Passage to read:
◆ ◆ ◆ ◆ ◆
My current fave is pasta and salad - ordinary amount of pasta, mix in some salmon/tomato paste/sour cream as a sauce, and then just go nuts with mixing salad veggies in. Tomatos, cucumbers, avocados, capsicums are my main go-tos but I can also imagine corn, carrot, lettuce, spinach working with the meal.

Don’t listen to the complicated, “how to make the perfect salad” suggestions. I was in your situation. I knew I needed to eat more salad, but I didn’t want to spend a lot of time and effort, and I wanted the salad to be made to my tastes.

What I do is buy a head of lettuce, rip it up and store it in a tupperware tub (it will last 3-4 days). I keep a sort of “salad bar” in my fridge- pepperoni bites, cheese, olive salad, marinated artichokes, sweet peppers…as well as a few easy vegetables (onions, tomatoes, etc.) When I get the urge for a salad, I pull out the lettuce, pick my ingredients, add salad dressing, and I have a quick meal with almost no prep time and little cleanup required.

When the lettuce starts to get a little brown, it’s time to add another head to my list (and tomatoes). Most of the other ingredients either keep forever in the jar or have a long shelf life (cheese, onions, croutons, etc.).

The trickiest part was picking the dressing(s) that tasted best to me. I had to try a number of brands and types, but I’ve settled on Newman’s Own Italian.
◆ ◆ ◆ ◆ ◆
Extracted data:
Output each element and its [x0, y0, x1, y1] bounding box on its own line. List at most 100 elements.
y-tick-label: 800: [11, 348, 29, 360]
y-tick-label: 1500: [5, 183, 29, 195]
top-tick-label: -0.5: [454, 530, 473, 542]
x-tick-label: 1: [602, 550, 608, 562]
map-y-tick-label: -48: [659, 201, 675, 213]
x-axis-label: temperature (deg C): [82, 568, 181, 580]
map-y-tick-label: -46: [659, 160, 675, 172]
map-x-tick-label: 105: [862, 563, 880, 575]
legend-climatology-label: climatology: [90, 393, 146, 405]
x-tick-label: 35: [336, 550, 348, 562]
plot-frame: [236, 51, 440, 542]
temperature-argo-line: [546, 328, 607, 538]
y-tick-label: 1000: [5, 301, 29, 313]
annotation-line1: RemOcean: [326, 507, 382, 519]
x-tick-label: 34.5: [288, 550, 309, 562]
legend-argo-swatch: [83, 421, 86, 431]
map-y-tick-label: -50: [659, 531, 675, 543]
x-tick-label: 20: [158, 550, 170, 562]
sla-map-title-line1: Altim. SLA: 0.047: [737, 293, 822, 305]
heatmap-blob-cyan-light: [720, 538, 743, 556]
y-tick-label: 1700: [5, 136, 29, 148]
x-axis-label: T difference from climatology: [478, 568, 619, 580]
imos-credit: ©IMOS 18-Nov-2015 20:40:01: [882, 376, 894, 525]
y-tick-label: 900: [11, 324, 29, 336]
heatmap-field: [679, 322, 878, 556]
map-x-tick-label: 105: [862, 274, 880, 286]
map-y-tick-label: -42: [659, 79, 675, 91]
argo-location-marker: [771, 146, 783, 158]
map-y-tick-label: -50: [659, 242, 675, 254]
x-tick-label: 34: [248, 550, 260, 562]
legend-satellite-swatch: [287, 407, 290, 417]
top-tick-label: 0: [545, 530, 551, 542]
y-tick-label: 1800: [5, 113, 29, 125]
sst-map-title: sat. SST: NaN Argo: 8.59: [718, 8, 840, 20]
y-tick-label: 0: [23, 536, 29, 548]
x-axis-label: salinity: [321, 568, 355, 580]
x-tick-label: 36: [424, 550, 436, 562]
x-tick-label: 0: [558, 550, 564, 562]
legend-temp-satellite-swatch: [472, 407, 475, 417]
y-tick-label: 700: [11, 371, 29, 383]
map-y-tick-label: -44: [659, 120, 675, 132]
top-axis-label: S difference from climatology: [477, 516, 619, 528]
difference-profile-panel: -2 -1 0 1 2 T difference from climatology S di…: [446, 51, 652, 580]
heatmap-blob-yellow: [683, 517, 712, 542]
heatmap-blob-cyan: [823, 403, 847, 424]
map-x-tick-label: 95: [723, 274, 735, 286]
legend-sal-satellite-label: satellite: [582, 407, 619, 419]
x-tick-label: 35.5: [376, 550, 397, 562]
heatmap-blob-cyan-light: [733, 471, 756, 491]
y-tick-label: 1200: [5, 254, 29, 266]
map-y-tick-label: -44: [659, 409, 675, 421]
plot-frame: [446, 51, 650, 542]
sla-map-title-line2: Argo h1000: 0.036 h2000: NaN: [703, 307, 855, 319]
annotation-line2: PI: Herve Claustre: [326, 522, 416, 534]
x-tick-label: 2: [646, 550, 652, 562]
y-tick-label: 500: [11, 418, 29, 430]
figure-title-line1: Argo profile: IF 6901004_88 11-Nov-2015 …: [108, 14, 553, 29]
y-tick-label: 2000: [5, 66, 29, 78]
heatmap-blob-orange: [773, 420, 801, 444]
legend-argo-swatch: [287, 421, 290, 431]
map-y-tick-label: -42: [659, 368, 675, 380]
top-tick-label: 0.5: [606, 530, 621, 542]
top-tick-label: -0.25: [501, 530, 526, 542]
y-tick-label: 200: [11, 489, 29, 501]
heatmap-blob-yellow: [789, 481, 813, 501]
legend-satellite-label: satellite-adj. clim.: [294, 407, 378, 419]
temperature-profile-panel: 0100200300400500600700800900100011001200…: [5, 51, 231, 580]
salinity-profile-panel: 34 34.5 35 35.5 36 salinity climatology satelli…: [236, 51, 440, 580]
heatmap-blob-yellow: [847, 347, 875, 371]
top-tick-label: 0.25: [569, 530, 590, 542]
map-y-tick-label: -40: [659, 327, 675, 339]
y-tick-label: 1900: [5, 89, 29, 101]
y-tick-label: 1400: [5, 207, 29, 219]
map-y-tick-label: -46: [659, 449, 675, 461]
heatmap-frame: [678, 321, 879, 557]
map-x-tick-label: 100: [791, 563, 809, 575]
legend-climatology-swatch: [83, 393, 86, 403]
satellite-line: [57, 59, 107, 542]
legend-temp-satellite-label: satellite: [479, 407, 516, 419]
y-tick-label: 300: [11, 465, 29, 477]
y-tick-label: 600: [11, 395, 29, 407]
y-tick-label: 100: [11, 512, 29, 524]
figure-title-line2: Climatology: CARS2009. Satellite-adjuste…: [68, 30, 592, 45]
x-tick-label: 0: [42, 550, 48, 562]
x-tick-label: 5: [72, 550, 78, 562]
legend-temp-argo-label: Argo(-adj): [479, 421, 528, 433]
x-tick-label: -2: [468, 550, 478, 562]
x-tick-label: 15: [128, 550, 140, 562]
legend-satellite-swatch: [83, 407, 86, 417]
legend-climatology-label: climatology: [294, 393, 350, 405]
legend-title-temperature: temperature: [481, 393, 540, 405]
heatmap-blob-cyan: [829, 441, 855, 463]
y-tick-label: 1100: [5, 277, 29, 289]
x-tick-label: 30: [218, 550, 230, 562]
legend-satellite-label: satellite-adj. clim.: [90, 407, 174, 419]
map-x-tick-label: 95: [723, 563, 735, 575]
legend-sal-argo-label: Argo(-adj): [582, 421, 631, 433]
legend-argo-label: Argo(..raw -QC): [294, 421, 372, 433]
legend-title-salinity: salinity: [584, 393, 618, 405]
◆ ◆ ◆ ◆ ◆
Your goal:
Change "cucumbers" to "radishes" in the salad text, and give the stretch between "My current fave" and "to my tastes.", inclusive. The listing is separate material and has no connection to the salad text.

Task output:
My current fave is pasta and salad - ordinary amount of pasta, mix in some salmon/tomato paste/sour cream as a sauce, and then just go nuts with mixing salad veggies in. Tomatos, radishes, avocados, capsicums are my main go-tos but I can also imagine corn, carrot, lettuce, spinach working with the meal.

Don’t listen to the complicated, “how to make the perfect salad” suggestions. I was in your situation. I knew I needed to eat more salad, but I didn’t want to spend a lot of time and effort, and I wanted the salad to be made to my tastes.